#### INPUT FOR THIS TASK ####

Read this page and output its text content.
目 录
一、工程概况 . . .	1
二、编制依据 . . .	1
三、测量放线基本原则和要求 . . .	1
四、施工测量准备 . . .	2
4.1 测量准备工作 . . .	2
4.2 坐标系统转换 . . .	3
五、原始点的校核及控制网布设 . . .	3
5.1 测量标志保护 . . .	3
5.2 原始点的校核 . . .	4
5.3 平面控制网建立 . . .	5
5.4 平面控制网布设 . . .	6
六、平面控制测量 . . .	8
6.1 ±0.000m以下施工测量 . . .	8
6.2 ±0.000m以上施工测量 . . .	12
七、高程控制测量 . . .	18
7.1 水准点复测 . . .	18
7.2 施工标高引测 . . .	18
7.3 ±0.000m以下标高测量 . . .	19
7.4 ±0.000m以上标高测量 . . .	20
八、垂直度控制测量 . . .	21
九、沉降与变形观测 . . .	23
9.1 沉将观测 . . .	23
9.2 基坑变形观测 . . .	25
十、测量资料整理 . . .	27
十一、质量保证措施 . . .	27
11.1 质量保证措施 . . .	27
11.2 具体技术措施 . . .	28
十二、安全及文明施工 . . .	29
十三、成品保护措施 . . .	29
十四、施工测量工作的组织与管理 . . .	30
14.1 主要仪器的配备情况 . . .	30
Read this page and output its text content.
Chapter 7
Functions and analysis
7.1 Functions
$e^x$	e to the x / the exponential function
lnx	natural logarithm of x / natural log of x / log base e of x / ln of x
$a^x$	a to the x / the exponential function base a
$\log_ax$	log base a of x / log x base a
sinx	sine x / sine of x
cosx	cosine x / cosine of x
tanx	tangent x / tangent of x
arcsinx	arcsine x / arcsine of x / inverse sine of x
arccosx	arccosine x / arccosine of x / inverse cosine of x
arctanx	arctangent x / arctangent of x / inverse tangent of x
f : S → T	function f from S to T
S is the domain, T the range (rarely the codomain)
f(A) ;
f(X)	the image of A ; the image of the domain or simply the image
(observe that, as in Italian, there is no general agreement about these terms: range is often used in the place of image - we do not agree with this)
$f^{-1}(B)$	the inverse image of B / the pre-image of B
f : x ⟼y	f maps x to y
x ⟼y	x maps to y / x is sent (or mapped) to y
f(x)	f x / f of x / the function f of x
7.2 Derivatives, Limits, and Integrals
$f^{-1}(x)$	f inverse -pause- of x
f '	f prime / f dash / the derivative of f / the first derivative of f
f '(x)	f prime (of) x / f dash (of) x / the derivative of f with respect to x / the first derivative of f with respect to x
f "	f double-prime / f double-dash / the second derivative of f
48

####

• [WHAT IS ASKED]:
Transcribe every entry exactly, omitting nothing.

• [RESULT]:
Read this page and output its text content.
目 录
一、工程概况 . . .	1
二、编制依据 . . .	1
三、测量放线基本原则和要求 . . .	1
四、施工测量准备 . . .	2
4.1 测量准备工作 . . .	2
4.2 坐标系统转换 . . .	3
五、原始点的校核及控制网布设 . . .	3
5.1 测量标志保护 . . .	3
5.2 原始点的校核 . . .	4
5.3 平面控制网建立 . . .	5
5.4 平面控制网布设 . . .	6
六、平面控制测量 . . .	8
6.1 ±0.000m以下施工测量 . . .	8
6.2 ±0.000m以上施工测量 . . .	12
七、高程控制测量 . . .	18
7.1 水准点复测 . . .	18
7.2 施工标高引测 . . .	18
7.3 ±0.000m以下标高测量 . . .	19
7.4 ±0.000m以上标高测量 . . .	20
八、垂直度控制测量 . . .	21
九、沉降与变形观测 . . .	23
9.1 沉将观测 . . .	23
9.2 基坑变形观测 . . .	25
十、测量资料整理 . . .	27
十一、质量保证措施 . . .	27
11.1 质量保证措施 . . .	27
11.2 具体技术措施 . . .	28
十二、安全及文明施工 . . .	29
十三、成品保护措施 . . .	29
十四、施工测量工作的组织与管理 . . .	30
14.1 主要仪器的配备情况 . . .	30
Read this page and output its text content.
Chapter 7
Functions and analysis
7.1 Functions
$e^x$	e to the x / the exponential function
lnx	natural logarithm of x / natural log of x / log base e of x / ln of x
$a^x$	a to the x / the exponential function base a
$\log_ax$	log base a of x / log x base a
sinx	sine x / sine of x
cosx	cosine x / cosine of x
tanx	tangent x / tangent of x
arcsinx	arcsine x / arcsine of x / inverse sine of x
arccosx	arccosine x / arccosine of x / inverse cosine of x
arctanx	arctangent x / arctangent of x / inverse tangent of x
f : S → T	function f from S to T
S is the domain, T the range (rarely the codomain)
f(A) ;
f(X)	the image of A ; the image of the domain or simply the image
(observe that, as in Italian, there is no general agreement about these terms: range is often used in the place of image - we do not agree with this)
$f^{-1}(B)$	the inverse image of B / the pre-image of B
f : x ⟼y	f maps x to y
x ⟼y	x maps to y / x is sent (or mapped) to y
f(x)	f x / f of x / the function f of x
7.2 Derivatives, Limits, and Integrals
$f^{-1}(x)$	f inverse -pause- of x
f '	f prime / f dash / the derivative of f / the first derivative of f
f '(x)	f prime (of) x / f dash (of) x / the derivative of f with respect to x / the first derivative of f with respect to x
f "	f double-prime / f double-dash / the second derivative of f
48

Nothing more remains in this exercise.